Request >>
Every record should be written out exactly, please.

[Collected data entries]
## BEGIN
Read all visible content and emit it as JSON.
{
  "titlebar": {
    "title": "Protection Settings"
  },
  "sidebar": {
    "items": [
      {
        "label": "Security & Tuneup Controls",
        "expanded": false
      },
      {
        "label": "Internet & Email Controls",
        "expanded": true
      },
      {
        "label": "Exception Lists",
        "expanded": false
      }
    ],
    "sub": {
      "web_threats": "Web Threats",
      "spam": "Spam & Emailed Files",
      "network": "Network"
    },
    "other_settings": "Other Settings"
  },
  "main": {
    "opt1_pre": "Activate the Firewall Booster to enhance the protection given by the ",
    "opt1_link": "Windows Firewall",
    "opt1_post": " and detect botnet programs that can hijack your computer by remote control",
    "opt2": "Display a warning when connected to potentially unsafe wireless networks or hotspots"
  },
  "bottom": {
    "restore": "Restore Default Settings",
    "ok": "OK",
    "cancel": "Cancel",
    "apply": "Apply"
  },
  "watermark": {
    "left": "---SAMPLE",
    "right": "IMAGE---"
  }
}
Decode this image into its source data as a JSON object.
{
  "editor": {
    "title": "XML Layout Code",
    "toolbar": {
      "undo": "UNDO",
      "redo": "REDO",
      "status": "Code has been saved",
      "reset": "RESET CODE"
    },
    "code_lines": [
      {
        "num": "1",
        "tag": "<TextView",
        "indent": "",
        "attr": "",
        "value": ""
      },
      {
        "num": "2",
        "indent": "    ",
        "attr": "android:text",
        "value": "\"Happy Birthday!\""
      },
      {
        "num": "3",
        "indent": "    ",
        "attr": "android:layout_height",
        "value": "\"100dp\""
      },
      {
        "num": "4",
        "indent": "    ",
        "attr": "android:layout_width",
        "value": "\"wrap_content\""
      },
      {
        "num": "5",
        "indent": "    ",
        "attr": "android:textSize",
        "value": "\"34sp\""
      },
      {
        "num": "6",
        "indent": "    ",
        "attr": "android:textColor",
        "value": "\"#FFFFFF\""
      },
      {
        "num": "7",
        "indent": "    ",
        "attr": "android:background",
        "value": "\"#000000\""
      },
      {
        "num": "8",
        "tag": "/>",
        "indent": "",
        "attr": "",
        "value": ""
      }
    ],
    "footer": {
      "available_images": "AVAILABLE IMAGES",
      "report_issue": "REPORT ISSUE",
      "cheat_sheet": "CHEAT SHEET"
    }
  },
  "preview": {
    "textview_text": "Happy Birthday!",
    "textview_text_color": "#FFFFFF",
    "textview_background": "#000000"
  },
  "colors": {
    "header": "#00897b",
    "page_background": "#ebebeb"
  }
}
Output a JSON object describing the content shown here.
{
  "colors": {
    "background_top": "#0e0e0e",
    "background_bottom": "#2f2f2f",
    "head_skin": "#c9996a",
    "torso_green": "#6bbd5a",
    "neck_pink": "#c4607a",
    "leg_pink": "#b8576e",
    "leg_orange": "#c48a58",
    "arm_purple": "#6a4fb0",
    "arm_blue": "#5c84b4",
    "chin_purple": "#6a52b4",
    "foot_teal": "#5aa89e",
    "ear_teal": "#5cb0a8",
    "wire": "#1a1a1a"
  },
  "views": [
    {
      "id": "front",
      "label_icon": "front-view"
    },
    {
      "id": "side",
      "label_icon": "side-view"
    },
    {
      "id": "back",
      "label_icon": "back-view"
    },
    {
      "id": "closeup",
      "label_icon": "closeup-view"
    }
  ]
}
## END
Output >>
Read all visible content and emit it as JSON.
{
  "titlebar": {
    "title": "Protection Settings"
  },
  "sidebar": {
    "items": [
      {
        "label": "Security & Tuneup Controls",
        "expanded": false
      },
      {
        "label": "Internet & Email Controls",
        "expanded": true
      },
      {
        "label": "Exception Lists",
        "expanded": false
      }
    ],
    "sub": {
      "web_threats": "Web Threats",
      "spam": "Spam & Emailed Files",
      "network": "Network"
    },
    "other_settings": "Other Settings"
  },
  "main": {
    "opt1_pre": "Activate the Firewall Booster to enhance the protection given by the ",
    "opt1_link": "Windows Firewall",
    "opt1_post": " and detect botnet programs that can hijack your computer by remote control",
    "opt2": "Display a warning when connected to potentially unsafe wireless networks or hotspots"
  },
  "bottom": {
    "restore": "Restore Default Settings",
    "ok": "OK",
    "cancel": "Cancel",
    "apply": "Apply"
  },
  "watermark": {
    "left": "---SAMPLE",
    "right": "IMAGE---"
  }
}
Decode this image into its source data as a JSON object.
{
  "editor": {
    "title": "XML Layout Code",
    "toolbar": {
      "undo": "UNDO",
      "redo": "REDO",
      "status": "Code has been saved",
      "reset": "RESET CODE"
    },
    "code_lines": [
      {
        "num": "1",
        "tag": "<TextView",
        "indent": "",
        "attr": "",
        "value": ""
      },
      {
        "num": "2",
        "indent": "    ",
        "attr": "android:text",
        "value": "\"Happy Birthday!\""
      },
      {
        "num": "3",
        "indent": "    ",
        "attr": "android:layout_height",
        "value": "\"100dp\""
      },
      {
        "num": "4",
        "indent": "    ",
        "attr": "android:layout_width",
        "value": "\"wrap_content\""
      },
      {
        "num": "5",
        "indent": "    ",
        "attr": "android:textSize",
        "value": "\"34sp\""
      },
      {
        "num": "6",
        "indent": "    ",
        "attr": "android:textColor",
        "value": "\"#FFFFFF\""
      },
      {
        "num": "7",
        "indent": "    ",
        "attr": "android:background",
        "value": "\"#000000\""
      },
      {
        "num": "8",
        "tag": "/>",
        "indent": "",
        "attr": "",
        "value": ""
      }
    ],
    "footer": {
      "available_images": "AVAILABLE IMAGES",
      "report_issue": "REPORT ISSUE",
      "cheat_sheet": "CHEAT SHEET"
    }
  },
  "preview": {
    "textview_text": "Happy Birthday!",
    "textview_text_color": "#FFFFFF",
    "textview_background": "#000000"
  },
  "colors": {
    "header": "#00897b",
    "page_background": "#ebebeb"
  }
}
Output a JSON object describing the content shown here.
{
  "colors": {
    "background_top": "#0e0e0e",
    "background_bottom": "#2f2f2f",
    "head_skin": "#c9996a",
    "torso_green": "#6bbd5a",
    "neck_pink": "#c4607a",
    "leg_pink": "#b8576e",
    "leg_orange": "#c48a58",
    "arm_purple": "#6a4fb0",
    "arm_blue": "#5c84b4",
    "chin_purple": "#6a52b4",
    "foot_teal": "#5aa89e",
    "ear_teal": "#5cb0a8",
    "wire": "#1a1a1a"
  },
  "views": [
    {
      "id": "front",
      "label_icon": "front-view"
    },
    {
      "id": "side",
      "label_icon": "side-view"
    },
    {
      "id": "back",
      "label_icon": "back-view"
    },
    {
      "id": "closeup",
      "label_icon": "closeup-view"
    }
  ]
}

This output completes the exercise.